Data:
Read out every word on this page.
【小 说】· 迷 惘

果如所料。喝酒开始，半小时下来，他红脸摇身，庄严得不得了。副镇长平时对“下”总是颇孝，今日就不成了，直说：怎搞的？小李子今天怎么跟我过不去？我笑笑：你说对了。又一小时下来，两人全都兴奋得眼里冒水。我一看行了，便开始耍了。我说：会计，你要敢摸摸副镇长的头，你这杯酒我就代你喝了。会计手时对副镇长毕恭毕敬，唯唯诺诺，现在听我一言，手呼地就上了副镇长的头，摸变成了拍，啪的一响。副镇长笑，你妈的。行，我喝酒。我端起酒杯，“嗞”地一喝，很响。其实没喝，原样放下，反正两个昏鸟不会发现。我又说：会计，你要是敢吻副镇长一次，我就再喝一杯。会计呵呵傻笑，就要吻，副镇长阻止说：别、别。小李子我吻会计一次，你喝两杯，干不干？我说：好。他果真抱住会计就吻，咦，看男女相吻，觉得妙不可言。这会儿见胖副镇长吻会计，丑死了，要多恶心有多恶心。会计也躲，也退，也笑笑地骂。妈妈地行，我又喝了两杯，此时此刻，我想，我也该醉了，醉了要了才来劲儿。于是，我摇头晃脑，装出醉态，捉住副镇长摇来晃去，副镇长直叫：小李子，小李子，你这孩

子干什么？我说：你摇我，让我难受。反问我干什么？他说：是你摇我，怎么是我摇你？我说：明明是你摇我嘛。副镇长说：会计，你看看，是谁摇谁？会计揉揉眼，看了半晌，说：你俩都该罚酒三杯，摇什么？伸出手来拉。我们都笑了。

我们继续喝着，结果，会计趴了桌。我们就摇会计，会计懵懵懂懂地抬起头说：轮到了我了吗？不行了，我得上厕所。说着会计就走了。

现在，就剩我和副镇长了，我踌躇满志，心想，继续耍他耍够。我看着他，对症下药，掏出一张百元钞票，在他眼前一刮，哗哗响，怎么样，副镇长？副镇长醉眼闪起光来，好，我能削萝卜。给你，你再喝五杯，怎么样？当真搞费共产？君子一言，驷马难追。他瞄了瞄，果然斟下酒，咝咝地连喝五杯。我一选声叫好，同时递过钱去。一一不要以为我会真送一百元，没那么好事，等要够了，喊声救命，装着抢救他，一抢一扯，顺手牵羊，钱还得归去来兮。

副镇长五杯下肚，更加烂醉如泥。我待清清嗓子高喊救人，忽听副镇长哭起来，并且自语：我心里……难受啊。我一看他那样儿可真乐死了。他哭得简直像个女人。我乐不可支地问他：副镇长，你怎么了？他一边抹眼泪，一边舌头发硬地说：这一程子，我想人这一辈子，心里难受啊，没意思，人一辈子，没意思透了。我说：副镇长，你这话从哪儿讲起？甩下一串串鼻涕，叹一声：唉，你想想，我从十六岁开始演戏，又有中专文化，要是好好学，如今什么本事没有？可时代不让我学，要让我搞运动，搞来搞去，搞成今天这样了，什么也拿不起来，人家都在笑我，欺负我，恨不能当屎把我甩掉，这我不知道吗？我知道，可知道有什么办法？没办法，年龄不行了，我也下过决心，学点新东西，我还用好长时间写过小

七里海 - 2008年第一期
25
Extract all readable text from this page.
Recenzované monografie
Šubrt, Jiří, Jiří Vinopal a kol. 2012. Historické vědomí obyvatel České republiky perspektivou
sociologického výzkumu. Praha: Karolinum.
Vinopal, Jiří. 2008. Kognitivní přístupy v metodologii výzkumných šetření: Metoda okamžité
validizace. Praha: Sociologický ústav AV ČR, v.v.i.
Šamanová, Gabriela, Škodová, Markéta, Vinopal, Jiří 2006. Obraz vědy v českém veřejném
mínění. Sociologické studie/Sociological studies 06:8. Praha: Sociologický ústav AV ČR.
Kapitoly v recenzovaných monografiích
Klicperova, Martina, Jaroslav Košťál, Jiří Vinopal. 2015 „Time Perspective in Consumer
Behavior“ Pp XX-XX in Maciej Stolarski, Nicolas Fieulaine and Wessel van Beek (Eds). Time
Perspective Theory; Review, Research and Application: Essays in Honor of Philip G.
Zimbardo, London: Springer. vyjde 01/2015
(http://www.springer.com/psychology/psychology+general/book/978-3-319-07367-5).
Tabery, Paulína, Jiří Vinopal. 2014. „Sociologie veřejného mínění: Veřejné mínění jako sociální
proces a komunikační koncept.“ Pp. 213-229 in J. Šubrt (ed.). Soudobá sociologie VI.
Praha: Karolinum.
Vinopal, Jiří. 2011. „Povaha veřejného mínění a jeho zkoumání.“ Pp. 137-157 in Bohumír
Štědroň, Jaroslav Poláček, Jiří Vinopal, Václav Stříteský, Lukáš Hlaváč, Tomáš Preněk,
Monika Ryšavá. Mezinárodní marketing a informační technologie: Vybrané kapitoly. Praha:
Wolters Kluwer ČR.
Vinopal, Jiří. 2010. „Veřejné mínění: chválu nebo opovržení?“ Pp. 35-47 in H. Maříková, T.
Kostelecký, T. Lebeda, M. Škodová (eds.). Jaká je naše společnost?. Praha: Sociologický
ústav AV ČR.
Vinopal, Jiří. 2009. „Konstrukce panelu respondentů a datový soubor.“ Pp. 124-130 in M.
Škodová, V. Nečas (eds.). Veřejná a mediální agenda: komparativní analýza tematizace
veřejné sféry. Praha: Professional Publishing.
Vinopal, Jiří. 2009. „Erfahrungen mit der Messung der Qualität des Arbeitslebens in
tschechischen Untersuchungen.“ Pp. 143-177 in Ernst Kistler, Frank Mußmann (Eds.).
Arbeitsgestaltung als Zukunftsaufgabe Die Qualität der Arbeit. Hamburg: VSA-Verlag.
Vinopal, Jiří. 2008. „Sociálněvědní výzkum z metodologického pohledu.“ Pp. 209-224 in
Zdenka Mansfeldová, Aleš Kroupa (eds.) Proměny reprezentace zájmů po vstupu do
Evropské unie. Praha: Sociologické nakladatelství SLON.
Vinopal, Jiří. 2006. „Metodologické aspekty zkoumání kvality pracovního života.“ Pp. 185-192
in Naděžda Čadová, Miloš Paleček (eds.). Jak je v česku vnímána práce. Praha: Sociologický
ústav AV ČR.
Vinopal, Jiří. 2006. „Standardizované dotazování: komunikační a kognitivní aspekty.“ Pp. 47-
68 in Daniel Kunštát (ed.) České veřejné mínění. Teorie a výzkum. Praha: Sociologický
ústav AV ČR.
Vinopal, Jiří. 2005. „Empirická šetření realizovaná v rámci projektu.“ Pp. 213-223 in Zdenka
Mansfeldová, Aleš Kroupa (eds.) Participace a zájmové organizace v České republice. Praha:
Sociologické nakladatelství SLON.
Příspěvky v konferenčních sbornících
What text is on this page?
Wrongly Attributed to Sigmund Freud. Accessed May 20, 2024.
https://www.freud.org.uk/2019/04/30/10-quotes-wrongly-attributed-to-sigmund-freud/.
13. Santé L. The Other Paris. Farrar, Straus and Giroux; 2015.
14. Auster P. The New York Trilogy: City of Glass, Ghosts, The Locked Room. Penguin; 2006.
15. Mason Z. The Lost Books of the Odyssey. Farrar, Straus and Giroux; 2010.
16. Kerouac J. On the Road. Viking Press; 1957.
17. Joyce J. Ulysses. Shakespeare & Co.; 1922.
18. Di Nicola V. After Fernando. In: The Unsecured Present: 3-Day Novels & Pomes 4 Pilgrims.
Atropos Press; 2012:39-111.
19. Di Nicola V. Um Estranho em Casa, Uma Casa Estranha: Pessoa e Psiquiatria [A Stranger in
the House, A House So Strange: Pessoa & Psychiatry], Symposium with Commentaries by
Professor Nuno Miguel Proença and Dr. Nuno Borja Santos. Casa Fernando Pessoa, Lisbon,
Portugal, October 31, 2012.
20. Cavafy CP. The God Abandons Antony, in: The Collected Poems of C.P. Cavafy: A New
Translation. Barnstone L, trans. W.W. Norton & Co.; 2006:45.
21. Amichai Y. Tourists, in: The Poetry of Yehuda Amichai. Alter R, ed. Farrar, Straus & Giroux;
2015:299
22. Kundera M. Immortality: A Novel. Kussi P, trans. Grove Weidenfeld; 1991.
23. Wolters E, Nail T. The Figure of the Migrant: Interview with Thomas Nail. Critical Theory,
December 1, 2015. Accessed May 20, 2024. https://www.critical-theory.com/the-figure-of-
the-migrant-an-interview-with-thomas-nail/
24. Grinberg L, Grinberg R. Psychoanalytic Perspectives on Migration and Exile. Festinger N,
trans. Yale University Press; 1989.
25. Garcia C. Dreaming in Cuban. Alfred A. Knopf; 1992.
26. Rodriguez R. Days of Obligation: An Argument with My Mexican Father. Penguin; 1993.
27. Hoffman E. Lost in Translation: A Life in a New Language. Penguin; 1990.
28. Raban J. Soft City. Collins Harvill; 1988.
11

Set problem: Gather up every line from the listing above in which the word "Karolinum" occurs.

The result:
sociologického výzkumu. Praha: Karolinum.
Praha: Karolinum.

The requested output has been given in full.